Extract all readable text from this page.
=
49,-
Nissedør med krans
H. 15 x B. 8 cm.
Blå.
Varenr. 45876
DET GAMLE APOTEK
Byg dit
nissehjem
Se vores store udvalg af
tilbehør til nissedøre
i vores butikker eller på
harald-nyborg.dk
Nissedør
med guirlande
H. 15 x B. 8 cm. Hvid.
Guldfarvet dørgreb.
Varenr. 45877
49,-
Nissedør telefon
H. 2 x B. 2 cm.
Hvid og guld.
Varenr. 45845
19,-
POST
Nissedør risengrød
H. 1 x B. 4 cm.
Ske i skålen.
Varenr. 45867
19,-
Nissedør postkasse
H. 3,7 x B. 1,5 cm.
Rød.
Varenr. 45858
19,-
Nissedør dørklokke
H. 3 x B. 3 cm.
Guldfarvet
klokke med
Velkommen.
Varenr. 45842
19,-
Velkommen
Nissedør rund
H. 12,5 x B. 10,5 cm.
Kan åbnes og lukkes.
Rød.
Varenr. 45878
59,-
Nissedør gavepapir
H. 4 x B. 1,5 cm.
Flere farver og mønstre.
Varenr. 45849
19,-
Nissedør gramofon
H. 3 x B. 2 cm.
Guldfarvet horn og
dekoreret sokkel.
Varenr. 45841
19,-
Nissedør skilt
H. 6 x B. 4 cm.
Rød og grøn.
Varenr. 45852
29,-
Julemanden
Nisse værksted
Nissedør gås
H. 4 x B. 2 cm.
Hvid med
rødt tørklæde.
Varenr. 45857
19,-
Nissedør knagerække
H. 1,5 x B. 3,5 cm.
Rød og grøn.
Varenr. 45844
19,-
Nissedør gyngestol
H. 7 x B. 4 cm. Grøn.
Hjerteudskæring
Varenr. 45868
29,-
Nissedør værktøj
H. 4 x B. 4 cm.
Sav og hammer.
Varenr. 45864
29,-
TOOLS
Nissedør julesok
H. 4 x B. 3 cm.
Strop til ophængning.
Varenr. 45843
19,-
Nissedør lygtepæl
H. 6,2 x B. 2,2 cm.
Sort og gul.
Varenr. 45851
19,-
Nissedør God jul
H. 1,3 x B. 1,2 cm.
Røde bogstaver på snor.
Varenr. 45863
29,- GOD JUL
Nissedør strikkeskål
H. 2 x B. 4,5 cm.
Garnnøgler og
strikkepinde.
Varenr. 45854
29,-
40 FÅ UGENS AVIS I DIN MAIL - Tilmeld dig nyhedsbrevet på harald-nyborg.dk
□ □ □ □
• **Prompt**
Restate each entry exactly, skipping none.

• **Correct response**
Extract all readable text from this page.
=
49,-
Nissedør med krans
H. 15 x B. 8 cm.
Blå.
Varenr. 45876
DET GAMLE APOTEK
Byg dit
nissehjem
Se vores store udvalg af
tilbehør til nissedøre
i vores butikker eller på
harald-nyborg.dk
Nissedør
med guirlande
H. 15 x B. 8 cm. Hvid.
Guldfarvet dørgreb.
Varenr. 45877
49,-
Nissedør telefon
H. 2 x B. 2 cm.
Hvid og guld.
Varenr. 45845
19,-
POST
Nissedør risengrød
H. 1 x B. 4 cm.
Ske i skålen.
Varenr. 45867
19,-
Nissedør postkasse
H. 3,7 x B. 1,5 cm.
Rød.
Varenr. 45858
19,-
Nissedør dørklokke
H. 3 x B. 3 cm.
Guldfarvet
klokke med
Velkommen.
Varenr. 45842
19,-
Velkommen
Nissedør rund
H. 12,5 x B. 10,5 cm.
Kan åbnes og lukkes.
Rød.
Varenr. 45878
59,-
Nissedør gavepapir
H. 4 x B. 1,5 cm.
Flere farver og mønstre.
Varenr. 45849
19,-
Nissedør gramofon
H. 3 x B. 2 cm.
Guldfarvet horn og
dekoreret sokkel.
Varenr. 45841
19,-
Nissedør skilt
H. 6 x B. 4 cm.
Rød og grøn.
Varenr. 45852
29,-
Julemanden
Nisse værksted
Nissedør gås
H. 4 x B. 2 cm.
Hvid med
rødt tørklæde.
Varenr. 45857
19,-
Nissedør knagerække
H. 1,5 x B. 3,5 cm.
Rød og grøn.
Varenr. 45844
19,-
Nissedør gyngestol
H. 7 x B. 4 cm. Grøn.
Hjerteudskæring
Varenr. 45868
29,-
Nissedør værktøj
H. 4 x B. 4 cm.
Sav og hammer.
Varenr. 45864
29,-
TOOLS
Nissedør julesok
H. 4 x B. 3 cm.
Strop til ophængning.
Varenr. 45843
19,-
Nissedør lygtepæl
H. 6,2 x B. 2,2 cm.
Sort og gul.
Varenr. 45851
19,-
Nissedør God jul
H. 1,3 x B. 1,2 cm.
Røde bogstaver på snor.
Varenr. 45863
29,- GOD JUL
Nissedør strikkeskål
H. 2 x B. 4,5 cm.
Garnnøgler og
strikkepinde.
Varenr. 45854
29,-
40 FÅ UGENS AVIS I DIN MAIL - Tilmeld dig nyhedsbrevet på harald-nyborg.dk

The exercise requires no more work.